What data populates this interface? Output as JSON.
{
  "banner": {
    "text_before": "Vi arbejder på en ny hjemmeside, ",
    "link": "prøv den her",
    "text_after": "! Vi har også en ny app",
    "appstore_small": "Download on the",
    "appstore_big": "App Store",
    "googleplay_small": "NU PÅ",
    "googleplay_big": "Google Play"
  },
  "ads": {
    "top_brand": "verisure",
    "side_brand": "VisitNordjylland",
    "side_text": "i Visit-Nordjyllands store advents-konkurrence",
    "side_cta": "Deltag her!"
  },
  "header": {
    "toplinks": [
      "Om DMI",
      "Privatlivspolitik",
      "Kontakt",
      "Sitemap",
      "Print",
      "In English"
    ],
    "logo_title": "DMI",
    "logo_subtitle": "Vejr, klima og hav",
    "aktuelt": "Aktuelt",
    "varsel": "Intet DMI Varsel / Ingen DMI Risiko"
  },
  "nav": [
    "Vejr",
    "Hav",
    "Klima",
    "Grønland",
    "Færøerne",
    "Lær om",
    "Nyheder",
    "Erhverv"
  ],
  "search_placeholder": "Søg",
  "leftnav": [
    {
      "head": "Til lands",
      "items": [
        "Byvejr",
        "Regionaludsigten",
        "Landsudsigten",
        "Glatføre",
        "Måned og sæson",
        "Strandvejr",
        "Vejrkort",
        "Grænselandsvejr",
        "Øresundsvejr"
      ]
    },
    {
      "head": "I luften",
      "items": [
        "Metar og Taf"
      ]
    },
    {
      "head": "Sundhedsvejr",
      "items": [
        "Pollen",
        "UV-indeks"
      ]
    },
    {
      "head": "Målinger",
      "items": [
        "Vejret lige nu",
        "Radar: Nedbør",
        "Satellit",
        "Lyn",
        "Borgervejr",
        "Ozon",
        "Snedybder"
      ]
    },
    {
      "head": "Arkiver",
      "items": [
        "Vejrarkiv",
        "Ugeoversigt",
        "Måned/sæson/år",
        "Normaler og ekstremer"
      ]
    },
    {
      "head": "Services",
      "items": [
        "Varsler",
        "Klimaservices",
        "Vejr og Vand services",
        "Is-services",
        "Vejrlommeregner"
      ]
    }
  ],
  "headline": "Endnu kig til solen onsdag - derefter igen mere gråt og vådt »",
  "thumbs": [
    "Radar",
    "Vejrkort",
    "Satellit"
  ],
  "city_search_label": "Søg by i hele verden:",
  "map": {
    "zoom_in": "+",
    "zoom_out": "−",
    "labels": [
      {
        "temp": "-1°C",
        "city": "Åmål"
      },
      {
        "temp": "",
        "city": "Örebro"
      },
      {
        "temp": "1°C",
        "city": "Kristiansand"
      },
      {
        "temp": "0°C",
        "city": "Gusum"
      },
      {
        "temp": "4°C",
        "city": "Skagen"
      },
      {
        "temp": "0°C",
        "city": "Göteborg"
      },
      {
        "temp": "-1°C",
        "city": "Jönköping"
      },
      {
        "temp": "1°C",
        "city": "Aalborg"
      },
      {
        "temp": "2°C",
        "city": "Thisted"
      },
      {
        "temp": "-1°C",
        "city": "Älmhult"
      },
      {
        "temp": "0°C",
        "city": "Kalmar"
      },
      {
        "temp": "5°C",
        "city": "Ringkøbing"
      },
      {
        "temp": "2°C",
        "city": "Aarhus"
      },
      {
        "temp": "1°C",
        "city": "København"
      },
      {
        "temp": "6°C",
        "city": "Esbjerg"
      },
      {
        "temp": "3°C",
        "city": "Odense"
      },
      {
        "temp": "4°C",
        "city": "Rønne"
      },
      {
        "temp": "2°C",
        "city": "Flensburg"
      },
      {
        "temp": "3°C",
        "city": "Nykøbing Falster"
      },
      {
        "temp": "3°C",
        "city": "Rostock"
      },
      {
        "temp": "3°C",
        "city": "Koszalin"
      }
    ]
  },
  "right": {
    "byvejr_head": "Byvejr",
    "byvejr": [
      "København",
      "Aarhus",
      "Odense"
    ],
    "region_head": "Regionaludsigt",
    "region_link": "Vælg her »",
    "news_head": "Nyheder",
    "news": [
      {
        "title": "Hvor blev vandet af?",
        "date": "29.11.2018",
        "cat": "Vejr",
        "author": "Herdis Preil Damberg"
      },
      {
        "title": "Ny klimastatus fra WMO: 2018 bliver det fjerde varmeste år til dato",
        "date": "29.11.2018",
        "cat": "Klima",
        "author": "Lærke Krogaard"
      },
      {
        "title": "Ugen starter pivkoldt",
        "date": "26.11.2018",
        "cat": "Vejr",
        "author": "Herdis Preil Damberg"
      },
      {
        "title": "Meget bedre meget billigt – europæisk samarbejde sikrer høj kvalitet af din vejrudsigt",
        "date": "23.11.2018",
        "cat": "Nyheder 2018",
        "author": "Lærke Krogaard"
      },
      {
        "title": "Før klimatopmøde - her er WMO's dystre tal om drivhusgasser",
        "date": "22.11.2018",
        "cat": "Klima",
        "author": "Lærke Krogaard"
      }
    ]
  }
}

# PROBLEM DETAILS:
All of the entries should be written out again exactly.

# TASK SOLUTION:
What data populates this interface? Output as JSON.
{
  "banner": {
    "text_before": "Vi arbejder på en ny hjemmeside, ",
    "link": "prøv den her",
    "text_after": "! Vi har også en ny app",
    "appstore_small": "Download on the",
    "appstore_big": "App Store",
    "googleplay_small": "NU PÅ",
    "googleplay_big": "Google Play"
  },
  "ads": {
    "top_brand": "verisure",
    "side_brand": "VisitNordjylland",
    "side_text": "i Visit-Nordjyllands store advents-konkurrence",
    "side_cta": "Deltag her!"
  },
  "header": {
    "toplinks": [
      "Om DMI",
      "Privatlivspolitik",
      "Kontakt",
      "Sitemap",
      "Print",
      "In English"
    ],
    "logo_title": "DMI",
    "logo_subtitle": "Vejr, klima og hav",
    "aktuelt": "Aktuelt",
    "varsel": "Intet DMI Varsel / Ingen DMI Risiko"
  },
  "nav": [
    "Vejr",
    "Hav",
    "Klima",
    "Grønland",
    "Færøerne",
    "Lær om",
    "Nyheder",
    "Erhverv"
  ],
  "search_placeholder": "Søg",
  "leftnav": [
    {
      "head": "Til lands",
      "items": [
        "Byvejr",
        "Regionaludsigten",
        "Landsudsigten",
        "Glatføre",
        "Måned og sæson",
        "Strandvejr",
        "Vejrkort",
        "Grænselandsvejr",
        "Øresundsvejr"
      ]
    },
    {
      "head": "I luften",
      "items": [
        "Metar og Taf"
      ]
    },
    {
      "head": "Sundhedsvejr",
      "items": [
        "Pollen",
        "UV-indeks"
      ]
    },
    {
      "head": "Målinger",
      "items": [
        "Vejret lige nu",
        "Radar: Nedbør",
        "Satellit",
        "Lyn",
        "Borgervejr",
        "Ozon",
        "Snedybder"
      ]
    },
    {
      "head": "Arkiver",
      "items": [
        "Vejrarkiv",
        "Ugeoversigt",
        "Måned/sæson/år",
        "Normaler og ekstremer"
      ]
    },
    {
      "head": "Services",
      "items": [
        "Varsler",
        "Klimaservices",
        "Vejr og Vand services",
        "Is-services",
        "Vejrlommeregner"
      ]
    }
  ],
  "headline": "Endnu kig til solen onsdag - derefter igen mere gråt og vådt »",
  "thumbs": [
    "Radar",
    "Vejrkort",
    "Satellit"
  ],
  "city_search_label": "Søg by i hele verden:",
  "map": {
    "zoom_in": "+",
    "zoom_out": "−",
    "labels": [
      {
        "temp": "-1°C",
        "city": "Åmål"
      },
      {
        "temp": "",
        "city": "Örebro"
      },
      {
        "temp": "1°C",
        "city": "Kristiansand"
      },
      {
        "temp": "0°C",
        "city": "Gusum"
      },
      {
        "temp": "4°C",
        "city": "Skagen"
      },
      {
        "temp": "0°C",
        "city": "Göteborg"
      },
      {
        "temp": "-1°C",
        "city": "Jönköping"
      },
      {
        "temp": "1°C",
        "city": "Aalborg"
      },
      {
        "temp": "2°C",
        "city": "Thisted"
      },
      {
        "temp": "-1°C",
        "city": "Älmhult"
      },
      {
        "temp": "0°C",
        "city": "Kalmar"
      },
      {
        "temp": "5°C",
        "city": "Ringkøbing"
      },
      {
        "temp": "2°C",
        "city": "Aarhus"
      },
      {
        "temp": "1°C",
        "city": "København"
      },
      {
        "temp": "6°C",
        "city": "Esbjerg"
      },
      {
        "temp": "3°C",
        "city": "Odense"
      },
      {
        "temp": "4°C",
        "city": "Rønne"
      },
      {
        "temp": "2°C",
        "city": "Flensburg"
      },
      {
        "temp": "3°C",
        "city": "Nykøbing Falster"
      },
      {
        "temp": "3°C",
        "city": "Rostock"
      },
      {
        "temp": "3°C",
        "city": "Koszalin"
      }
    ]
  },
  "right": {
    "byvejr_head": "Byvejr",
    "byvejr": [
      "København",
      "Aarhus",
      "Odense"
    ],
    "region_head": "Regionaludsigt",
    "region_link": "Vælg her »",
    "news_head": "Nyheder",
    "news": [
      {
        "title": "Hvor blev vandet af?",
        "date": "29.11.2018",
        "cat": "Vejr",
        "author": "Herdis Preil Damberg"
      },
      {
        "title": "Ny klimastatus fra WMO: 2018 bliver det fjerde varmeste år til dato",
        "date": "29.11.2018",
        "cat": "Klima",
        "author": "Lærke Krogaard"
      },
      {
        "title": "Ugen starter pivkoldt",
        "date": "26.11.2018",
        "cat": "Vejr",
        "author": "Herdis Preil Damberg"
      },
      {
        "title": "Meget bedre meget billigt – europæisk samarbejde sikrer høj kvalitet af din vejrudsigt",
        "date": "23.11.2018",
        "cat": "Nyheder 2018",
        "author": "Lærke Krogaard"
      },
      {
        "title": "Før klimatopmøde - her er WMO's dystre tal om drivhusgasser",
        "date": "22.11.2018",
        "cat": "Klima",
        "author": "Lærke Krogaard"
      }
    ]
  }
}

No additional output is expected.